-- BEGIN EXTRACTED RECORDS --

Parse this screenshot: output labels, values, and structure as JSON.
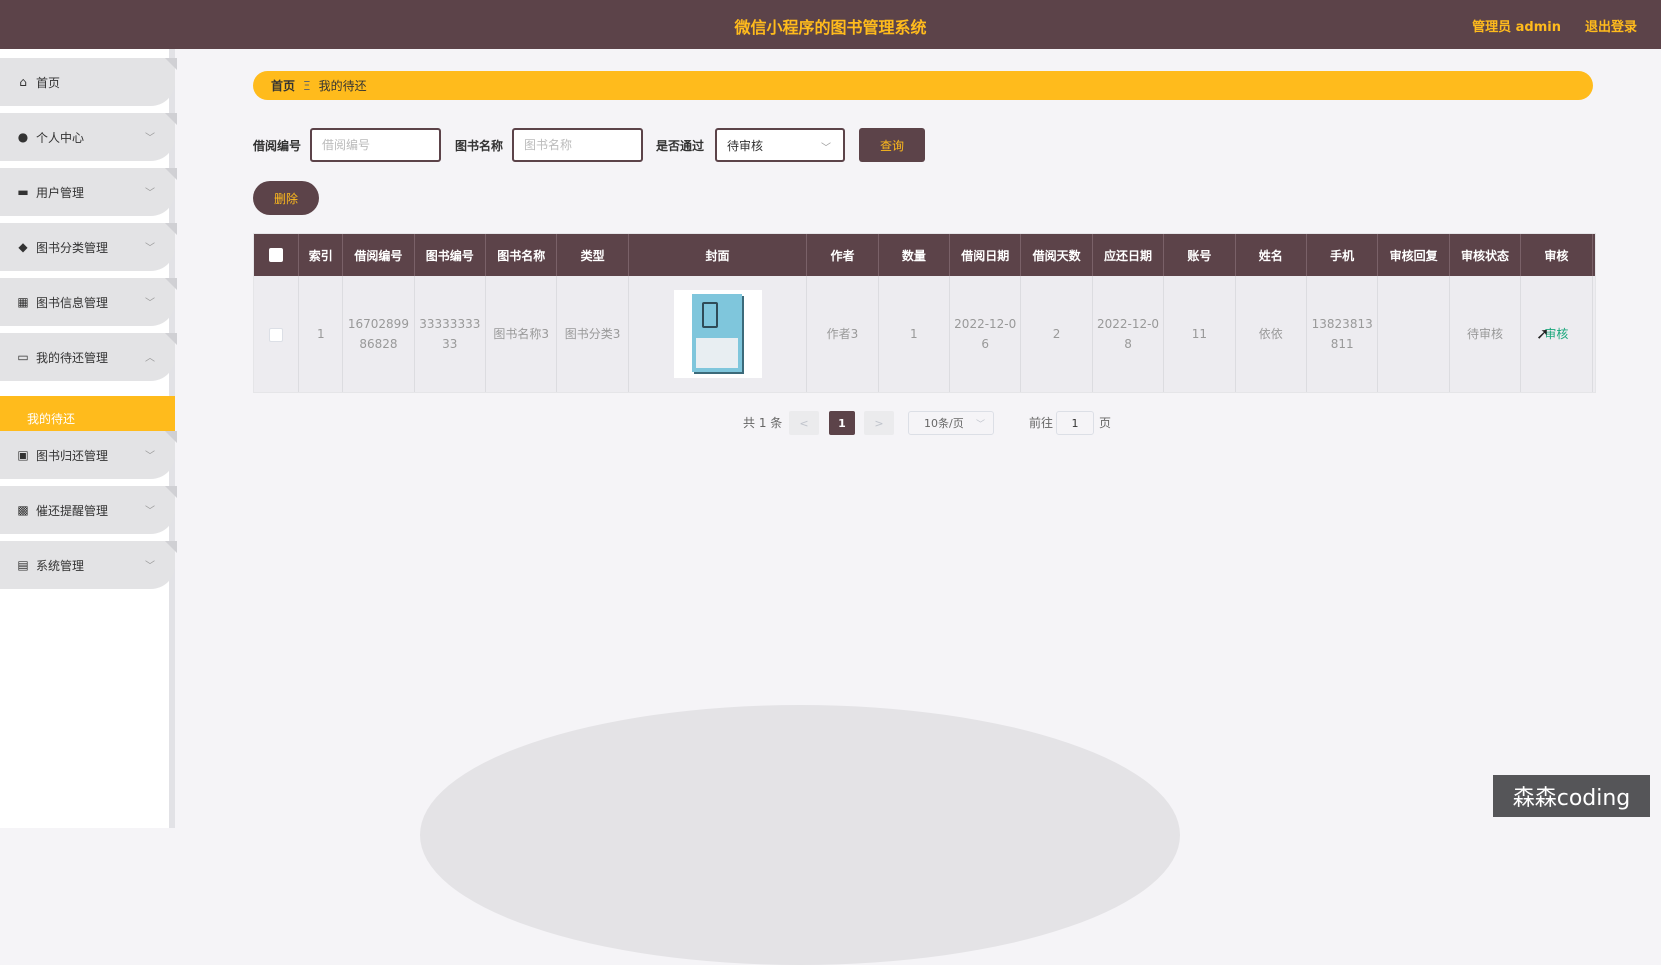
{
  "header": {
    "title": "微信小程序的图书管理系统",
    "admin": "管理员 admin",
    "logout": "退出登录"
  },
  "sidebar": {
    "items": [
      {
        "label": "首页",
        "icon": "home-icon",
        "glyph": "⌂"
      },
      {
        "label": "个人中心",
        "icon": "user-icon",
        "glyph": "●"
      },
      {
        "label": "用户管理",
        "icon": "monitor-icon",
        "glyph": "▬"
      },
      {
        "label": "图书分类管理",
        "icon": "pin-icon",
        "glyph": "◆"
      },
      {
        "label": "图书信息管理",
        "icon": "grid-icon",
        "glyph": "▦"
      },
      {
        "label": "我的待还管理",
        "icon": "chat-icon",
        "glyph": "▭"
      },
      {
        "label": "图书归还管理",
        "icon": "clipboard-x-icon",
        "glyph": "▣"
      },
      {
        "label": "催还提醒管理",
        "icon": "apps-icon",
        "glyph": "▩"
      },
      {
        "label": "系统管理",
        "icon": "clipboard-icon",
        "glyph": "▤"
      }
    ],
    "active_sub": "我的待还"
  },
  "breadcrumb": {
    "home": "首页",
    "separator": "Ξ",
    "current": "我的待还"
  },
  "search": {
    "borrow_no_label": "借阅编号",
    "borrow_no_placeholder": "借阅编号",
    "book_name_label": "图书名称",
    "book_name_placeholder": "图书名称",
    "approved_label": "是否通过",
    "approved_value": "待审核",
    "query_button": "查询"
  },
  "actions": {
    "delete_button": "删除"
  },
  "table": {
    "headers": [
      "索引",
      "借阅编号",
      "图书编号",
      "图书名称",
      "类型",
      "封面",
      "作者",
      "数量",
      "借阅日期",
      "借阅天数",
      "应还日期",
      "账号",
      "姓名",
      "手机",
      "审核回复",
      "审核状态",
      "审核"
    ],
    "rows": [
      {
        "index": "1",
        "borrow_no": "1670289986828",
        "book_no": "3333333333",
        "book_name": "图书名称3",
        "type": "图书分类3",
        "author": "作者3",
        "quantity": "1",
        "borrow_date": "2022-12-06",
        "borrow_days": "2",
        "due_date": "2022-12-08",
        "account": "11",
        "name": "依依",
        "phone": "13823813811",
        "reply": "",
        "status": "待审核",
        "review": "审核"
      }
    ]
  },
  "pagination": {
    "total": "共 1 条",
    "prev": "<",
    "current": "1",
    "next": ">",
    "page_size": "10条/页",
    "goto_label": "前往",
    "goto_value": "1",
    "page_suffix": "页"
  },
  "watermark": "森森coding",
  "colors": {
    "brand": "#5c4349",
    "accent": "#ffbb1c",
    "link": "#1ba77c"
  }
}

-- END EXTRACTED RECORDS --
-- BEGIN EXTRACTED RECORDS --

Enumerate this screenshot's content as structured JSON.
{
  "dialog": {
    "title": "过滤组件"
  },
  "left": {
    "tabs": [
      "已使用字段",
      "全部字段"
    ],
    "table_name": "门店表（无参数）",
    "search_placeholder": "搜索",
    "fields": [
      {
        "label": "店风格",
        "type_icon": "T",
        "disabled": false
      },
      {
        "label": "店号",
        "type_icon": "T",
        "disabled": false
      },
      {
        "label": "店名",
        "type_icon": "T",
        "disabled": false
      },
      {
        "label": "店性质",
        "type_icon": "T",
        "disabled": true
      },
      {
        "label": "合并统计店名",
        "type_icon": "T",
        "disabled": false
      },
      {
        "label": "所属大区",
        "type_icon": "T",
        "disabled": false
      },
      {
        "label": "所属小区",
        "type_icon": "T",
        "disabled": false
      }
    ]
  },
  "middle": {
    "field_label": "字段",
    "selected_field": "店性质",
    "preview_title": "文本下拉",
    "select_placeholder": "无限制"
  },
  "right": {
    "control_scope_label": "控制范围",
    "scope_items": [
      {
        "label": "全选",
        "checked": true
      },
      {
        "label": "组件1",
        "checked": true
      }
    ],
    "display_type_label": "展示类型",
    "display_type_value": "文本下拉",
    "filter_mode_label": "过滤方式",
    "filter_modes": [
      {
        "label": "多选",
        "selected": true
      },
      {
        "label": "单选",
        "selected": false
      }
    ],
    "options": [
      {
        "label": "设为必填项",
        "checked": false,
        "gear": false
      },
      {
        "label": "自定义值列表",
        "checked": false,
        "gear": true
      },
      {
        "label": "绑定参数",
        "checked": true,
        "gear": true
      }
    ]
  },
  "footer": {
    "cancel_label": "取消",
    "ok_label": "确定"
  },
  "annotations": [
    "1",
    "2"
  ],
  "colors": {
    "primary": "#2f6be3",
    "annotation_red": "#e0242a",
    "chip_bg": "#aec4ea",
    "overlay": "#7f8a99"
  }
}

-- END EXTRACTED RECORDS --
-- BEGIN EXTRACTED RECORDS --

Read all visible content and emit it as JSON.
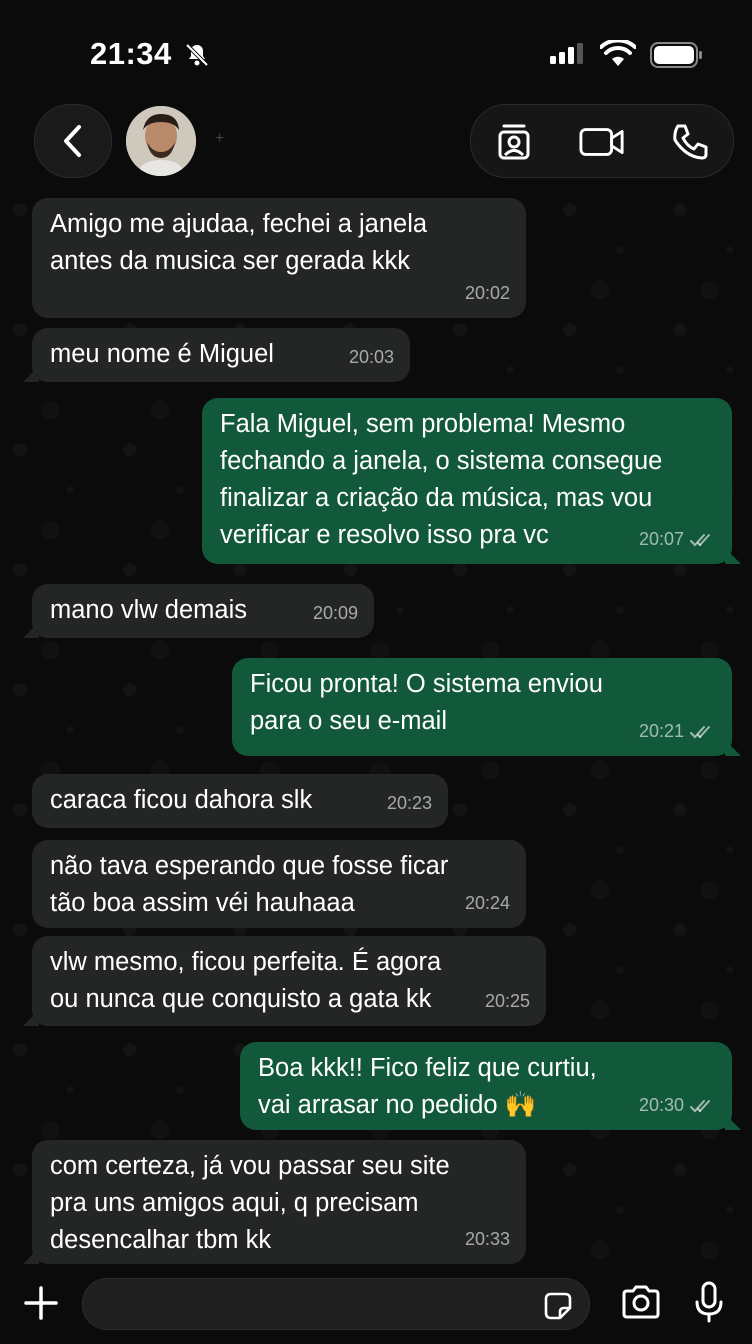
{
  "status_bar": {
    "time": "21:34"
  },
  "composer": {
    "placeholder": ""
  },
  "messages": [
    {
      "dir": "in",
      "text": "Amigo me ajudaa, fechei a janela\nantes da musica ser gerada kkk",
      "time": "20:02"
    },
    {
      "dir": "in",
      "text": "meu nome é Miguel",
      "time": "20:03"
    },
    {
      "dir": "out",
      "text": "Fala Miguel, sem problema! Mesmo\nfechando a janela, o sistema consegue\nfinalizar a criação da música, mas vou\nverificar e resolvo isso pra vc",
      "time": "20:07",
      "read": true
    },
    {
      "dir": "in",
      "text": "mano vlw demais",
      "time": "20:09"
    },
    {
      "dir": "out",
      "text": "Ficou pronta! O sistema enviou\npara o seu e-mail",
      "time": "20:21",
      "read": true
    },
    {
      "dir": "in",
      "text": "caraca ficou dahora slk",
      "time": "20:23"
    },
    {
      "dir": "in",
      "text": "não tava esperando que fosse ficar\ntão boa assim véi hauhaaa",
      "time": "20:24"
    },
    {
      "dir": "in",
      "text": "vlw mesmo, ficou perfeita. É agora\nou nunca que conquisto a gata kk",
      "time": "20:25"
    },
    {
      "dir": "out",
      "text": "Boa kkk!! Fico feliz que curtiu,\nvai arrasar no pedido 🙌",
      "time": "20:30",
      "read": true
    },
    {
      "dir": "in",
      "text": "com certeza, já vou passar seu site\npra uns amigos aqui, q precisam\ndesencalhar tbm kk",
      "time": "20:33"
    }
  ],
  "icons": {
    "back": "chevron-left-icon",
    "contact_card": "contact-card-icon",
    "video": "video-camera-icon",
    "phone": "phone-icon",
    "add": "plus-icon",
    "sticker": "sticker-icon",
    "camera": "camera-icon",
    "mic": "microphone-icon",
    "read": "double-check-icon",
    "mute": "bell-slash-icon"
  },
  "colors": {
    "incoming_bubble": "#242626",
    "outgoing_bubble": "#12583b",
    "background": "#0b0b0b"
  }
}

-- END EXTRACTED RECORDS --

■ EXERCISE
Report how many lines in these entries contain "screenshot". Answer with the number only.

■ ANSWER TO THE EXERCISE
2